Collection entries

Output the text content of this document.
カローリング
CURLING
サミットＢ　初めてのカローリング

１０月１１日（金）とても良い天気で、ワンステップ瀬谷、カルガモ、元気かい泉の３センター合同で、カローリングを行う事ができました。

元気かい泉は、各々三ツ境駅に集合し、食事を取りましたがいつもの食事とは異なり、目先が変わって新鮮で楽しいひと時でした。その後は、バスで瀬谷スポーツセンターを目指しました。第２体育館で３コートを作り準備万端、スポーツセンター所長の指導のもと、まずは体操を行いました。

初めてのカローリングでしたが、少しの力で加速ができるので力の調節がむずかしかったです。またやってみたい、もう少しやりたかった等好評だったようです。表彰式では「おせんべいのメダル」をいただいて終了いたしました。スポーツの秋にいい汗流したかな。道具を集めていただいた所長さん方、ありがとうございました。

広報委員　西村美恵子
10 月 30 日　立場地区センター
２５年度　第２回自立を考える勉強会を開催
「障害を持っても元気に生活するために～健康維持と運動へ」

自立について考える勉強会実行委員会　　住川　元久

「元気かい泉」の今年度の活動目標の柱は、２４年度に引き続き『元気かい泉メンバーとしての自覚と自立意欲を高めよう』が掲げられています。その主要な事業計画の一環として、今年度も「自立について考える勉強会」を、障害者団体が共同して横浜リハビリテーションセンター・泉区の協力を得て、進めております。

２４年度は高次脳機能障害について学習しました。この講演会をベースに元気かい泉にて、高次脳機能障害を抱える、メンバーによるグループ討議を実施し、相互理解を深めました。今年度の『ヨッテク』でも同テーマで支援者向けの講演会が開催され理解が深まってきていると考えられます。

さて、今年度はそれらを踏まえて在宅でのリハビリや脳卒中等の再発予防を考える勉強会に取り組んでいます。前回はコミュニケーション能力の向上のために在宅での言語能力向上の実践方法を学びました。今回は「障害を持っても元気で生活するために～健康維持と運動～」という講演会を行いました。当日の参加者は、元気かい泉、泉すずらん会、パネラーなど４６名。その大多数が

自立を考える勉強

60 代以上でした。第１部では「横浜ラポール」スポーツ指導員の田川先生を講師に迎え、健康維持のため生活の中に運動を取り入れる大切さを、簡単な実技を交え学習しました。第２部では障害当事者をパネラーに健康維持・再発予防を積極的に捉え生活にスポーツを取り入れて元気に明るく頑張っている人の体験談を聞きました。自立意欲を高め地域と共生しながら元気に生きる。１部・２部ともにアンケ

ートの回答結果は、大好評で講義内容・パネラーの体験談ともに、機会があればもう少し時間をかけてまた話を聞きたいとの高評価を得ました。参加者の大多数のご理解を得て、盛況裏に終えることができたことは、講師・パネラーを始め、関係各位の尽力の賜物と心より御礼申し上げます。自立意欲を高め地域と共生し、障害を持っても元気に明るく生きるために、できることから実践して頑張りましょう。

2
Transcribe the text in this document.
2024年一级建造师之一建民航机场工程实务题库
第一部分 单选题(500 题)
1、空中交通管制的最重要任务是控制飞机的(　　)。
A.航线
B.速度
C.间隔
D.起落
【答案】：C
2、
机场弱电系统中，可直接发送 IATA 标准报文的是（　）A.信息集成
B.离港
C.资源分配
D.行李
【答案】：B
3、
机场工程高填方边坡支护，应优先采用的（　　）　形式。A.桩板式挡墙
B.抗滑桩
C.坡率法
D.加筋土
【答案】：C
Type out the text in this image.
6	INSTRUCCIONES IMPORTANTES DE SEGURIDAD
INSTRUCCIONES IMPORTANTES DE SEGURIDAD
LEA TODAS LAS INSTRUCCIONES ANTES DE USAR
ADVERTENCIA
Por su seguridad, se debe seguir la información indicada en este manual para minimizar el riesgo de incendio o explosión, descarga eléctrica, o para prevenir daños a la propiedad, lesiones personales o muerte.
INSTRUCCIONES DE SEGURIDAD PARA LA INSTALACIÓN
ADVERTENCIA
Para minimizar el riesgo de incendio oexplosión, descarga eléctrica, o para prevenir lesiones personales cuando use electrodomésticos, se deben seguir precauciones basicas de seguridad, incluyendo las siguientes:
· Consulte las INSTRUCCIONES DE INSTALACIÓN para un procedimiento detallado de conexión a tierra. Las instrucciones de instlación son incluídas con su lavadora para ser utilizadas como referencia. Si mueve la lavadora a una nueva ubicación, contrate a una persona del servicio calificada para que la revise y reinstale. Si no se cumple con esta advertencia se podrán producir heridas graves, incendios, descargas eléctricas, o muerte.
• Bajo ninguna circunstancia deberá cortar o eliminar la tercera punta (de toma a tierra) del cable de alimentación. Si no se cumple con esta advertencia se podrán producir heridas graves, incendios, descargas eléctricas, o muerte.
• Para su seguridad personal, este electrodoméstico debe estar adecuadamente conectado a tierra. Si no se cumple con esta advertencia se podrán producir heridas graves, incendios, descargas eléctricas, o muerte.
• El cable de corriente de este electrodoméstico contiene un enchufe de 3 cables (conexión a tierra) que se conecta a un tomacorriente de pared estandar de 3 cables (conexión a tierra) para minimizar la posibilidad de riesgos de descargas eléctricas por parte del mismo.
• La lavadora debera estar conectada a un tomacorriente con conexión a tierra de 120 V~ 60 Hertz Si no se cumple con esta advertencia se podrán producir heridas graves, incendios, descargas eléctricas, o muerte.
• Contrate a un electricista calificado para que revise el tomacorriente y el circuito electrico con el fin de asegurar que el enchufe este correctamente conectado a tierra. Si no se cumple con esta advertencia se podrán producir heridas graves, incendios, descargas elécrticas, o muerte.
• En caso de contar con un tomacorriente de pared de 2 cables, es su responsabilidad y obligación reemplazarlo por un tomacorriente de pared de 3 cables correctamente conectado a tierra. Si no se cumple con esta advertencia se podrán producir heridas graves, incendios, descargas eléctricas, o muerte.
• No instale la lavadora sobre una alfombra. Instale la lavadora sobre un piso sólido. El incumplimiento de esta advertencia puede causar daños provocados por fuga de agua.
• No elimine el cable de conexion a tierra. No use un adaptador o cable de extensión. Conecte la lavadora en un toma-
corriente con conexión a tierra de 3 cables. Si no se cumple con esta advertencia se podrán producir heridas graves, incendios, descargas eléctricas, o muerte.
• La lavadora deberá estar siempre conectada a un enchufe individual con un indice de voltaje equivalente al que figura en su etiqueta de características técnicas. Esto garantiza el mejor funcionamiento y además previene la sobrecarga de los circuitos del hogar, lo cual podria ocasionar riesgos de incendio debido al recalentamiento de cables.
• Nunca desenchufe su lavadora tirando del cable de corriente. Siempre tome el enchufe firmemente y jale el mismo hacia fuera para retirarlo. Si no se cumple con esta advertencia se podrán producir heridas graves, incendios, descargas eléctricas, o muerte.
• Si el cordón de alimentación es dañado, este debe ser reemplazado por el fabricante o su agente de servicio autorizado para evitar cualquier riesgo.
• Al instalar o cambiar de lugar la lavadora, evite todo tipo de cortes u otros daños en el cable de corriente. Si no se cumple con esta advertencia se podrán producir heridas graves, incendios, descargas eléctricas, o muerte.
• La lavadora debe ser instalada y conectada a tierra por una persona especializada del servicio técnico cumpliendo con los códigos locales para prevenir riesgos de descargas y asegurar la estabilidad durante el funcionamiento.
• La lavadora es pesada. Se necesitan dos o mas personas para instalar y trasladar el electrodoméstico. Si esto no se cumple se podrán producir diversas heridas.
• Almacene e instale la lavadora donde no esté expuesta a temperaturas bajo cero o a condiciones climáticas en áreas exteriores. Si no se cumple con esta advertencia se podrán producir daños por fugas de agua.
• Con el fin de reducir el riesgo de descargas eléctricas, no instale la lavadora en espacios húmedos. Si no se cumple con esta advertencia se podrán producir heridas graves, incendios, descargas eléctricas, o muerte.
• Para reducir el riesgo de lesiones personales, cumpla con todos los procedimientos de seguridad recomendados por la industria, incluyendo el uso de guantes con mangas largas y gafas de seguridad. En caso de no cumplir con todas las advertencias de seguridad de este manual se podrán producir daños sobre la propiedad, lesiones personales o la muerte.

> **Written task**
Read through the lines above and collect those that contain the string "instalar".

> **Answer to the exercise**
• Al instalar o cambiar de lugar la lavadora, evite todo tipo de cortes u otros daños en el cable de corriente. Si no se cumple con esta advertencia se podrán producir heridas graves, incendios, descargas eléctricas, o muerte.
• La lavadora es pesada. Se necesitan dos o mas personas para instalar y trasladar el electrodoméstico. Si esto no se cumple se podrán producir diversas heridas.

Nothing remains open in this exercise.